Dataset records
|---|
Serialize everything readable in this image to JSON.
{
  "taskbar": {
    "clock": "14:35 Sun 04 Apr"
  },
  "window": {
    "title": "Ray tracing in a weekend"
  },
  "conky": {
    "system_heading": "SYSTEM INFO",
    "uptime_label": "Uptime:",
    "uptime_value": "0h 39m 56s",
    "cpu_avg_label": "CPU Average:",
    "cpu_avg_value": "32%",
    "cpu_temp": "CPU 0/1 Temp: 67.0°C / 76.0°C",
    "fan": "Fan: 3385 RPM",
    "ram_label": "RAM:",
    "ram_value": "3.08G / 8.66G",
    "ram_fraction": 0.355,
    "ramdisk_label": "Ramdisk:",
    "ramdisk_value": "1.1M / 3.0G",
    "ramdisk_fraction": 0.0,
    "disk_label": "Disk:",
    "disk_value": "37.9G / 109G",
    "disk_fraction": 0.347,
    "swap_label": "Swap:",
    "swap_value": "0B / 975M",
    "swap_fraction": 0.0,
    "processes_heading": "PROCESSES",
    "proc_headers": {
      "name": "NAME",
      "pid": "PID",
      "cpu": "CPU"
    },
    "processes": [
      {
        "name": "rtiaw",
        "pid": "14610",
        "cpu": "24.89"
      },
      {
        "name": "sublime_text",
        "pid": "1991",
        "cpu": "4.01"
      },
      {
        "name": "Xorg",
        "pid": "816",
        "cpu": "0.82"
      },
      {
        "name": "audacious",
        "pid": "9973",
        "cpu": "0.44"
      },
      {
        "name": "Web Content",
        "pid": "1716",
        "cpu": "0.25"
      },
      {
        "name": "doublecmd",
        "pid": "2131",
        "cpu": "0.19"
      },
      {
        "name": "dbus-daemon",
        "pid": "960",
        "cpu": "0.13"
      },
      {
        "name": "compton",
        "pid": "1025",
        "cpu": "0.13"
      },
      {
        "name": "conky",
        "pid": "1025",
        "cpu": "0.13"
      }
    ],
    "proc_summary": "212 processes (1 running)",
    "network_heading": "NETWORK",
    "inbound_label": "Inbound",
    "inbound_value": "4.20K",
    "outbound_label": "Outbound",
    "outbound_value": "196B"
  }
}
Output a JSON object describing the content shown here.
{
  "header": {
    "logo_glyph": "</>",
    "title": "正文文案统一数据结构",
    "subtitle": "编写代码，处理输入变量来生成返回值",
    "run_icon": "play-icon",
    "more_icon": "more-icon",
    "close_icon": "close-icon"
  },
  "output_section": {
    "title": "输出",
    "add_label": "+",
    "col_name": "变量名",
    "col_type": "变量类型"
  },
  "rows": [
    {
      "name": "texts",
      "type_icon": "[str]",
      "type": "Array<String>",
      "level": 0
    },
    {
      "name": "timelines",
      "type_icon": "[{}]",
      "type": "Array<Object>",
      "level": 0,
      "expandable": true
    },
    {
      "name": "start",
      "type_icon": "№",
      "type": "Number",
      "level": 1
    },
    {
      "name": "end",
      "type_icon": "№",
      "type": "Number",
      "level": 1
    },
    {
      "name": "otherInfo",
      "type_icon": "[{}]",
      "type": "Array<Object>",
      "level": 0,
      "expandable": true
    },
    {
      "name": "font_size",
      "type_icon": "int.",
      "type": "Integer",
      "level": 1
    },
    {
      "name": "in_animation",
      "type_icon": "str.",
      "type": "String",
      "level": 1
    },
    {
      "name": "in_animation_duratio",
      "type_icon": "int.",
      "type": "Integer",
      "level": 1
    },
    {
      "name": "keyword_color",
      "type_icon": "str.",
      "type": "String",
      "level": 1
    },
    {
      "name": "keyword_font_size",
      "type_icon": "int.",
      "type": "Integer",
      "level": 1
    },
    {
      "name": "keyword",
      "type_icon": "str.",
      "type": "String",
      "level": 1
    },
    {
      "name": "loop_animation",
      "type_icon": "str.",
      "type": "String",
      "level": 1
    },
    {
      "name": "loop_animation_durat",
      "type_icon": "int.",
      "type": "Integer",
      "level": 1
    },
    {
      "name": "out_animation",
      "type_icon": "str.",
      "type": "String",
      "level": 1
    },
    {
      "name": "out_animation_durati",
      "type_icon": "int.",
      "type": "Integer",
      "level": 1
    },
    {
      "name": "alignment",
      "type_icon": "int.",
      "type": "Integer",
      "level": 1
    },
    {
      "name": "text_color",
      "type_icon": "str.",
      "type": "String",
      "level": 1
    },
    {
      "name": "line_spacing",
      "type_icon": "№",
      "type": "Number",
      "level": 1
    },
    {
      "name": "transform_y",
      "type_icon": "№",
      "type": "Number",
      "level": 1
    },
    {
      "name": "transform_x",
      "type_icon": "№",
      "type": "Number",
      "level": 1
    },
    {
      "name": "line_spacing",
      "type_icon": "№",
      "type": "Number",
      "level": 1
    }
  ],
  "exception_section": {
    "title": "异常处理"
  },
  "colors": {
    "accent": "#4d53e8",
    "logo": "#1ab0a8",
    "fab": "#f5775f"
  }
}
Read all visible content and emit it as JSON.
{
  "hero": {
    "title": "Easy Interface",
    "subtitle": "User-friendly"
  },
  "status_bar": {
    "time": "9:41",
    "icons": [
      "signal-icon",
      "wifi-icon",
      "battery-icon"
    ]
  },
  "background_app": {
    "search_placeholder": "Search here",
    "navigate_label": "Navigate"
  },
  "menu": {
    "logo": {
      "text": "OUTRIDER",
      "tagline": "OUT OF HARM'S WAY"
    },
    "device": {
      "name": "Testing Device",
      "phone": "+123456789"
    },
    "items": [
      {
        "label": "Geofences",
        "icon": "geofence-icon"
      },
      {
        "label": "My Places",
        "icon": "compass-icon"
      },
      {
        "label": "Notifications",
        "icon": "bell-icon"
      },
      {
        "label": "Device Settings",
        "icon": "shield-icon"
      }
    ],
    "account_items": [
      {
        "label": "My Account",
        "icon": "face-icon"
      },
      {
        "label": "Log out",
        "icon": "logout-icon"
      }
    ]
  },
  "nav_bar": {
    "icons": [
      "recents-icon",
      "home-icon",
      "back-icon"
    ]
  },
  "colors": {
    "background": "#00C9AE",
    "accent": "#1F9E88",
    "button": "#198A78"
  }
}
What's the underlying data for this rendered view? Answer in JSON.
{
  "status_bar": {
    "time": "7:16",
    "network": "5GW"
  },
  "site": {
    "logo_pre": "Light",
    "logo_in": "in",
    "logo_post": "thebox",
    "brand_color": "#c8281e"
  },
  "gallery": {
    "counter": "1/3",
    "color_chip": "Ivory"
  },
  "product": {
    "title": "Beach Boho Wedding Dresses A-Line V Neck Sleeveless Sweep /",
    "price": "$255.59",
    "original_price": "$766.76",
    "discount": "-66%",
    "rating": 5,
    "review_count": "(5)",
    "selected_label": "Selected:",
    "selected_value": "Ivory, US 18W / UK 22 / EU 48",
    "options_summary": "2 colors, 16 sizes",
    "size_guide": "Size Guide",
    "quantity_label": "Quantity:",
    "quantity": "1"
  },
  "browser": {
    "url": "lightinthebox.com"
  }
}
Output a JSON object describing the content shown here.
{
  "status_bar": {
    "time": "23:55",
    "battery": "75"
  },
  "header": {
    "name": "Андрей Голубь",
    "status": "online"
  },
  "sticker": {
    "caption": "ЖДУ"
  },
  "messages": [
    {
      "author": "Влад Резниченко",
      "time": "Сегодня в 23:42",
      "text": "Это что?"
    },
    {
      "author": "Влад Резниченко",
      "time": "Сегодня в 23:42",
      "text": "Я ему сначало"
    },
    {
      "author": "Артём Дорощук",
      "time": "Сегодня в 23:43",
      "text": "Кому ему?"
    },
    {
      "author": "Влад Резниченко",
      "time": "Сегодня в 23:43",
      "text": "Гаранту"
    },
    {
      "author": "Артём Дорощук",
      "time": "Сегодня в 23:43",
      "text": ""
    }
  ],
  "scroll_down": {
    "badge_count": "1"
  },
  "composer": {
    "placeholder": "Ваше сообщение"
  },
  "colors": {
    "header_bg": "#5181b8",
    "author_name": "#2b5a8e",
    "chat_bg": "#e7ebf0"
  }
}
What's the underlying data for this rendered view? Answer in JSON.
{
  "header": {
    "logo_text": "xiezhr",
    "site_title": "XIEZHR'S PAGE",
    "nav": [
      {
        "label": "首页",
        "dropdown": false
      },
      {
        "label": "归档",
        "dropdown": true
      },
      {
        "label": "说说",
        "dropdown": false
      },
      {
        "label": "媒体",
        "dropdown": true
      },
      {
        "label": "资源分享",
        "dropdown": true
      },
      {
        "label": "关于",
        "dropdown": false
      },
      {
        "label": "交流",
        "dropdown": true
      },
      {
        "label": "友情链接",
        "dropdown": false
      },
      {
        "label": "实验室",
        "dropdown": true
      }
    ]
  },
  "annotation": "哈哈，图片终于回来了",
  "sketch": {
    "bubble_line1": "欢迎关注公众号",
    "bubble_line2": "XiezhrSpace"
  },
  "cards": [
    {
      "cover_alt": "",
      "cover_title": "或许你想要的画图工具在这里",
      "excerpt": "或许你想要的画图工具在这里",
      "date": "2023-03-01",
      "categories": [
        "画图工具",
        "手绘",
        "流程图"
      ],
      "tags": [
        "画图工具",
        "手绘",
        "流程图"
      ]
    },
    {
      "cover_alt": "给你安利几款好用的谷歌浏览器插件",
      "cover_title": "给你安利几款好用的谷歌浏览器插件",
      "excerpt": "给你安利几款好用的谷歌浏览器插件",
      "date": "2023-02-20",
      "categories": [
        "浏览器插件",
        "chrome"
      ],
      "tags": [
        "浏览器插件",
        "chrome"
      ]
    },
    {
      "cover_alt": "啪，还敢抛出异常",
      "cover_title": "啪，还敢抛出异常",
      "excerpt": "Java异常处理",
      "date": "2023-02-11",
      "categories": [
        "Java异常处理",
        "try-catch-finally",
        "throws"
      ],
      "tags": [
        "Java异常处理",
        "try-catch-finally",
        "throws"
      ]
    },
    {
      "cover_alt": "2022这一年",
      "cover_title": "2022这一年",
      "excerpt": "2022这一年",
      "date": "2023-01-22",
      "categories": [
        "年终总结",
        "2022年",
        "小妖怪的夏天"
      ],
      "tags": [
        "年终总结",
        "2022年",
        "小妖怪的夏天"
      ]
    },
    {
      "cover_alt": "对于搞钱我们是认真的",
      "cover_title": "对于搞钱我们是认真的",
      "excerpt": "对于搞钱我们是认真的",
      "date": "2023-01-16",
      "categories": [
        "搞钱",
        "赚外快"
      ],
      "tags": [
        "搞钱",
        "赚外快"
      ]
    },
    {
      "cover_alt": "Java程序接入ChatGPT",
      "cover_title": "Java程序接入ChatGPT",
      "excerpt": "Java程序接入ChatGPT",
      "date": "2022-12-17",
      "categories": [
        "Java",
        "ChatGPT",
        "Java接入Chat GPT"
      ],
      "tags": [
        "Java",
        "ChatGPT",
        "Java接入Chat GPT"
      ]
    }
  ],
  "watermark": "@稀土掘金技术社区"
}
|---|
- [WHAT TO WORK ON]:
In the lines above, find each one with "Java程序接入ChatGPT" and list it.

- [EXERCISE SOLUTION]:
      "cover_alt": "Java程序接入ChatGPT",
      "cover_title": "Java程序接入ChatGPT",
      "excerpt": "Java程序接入ChatGPT",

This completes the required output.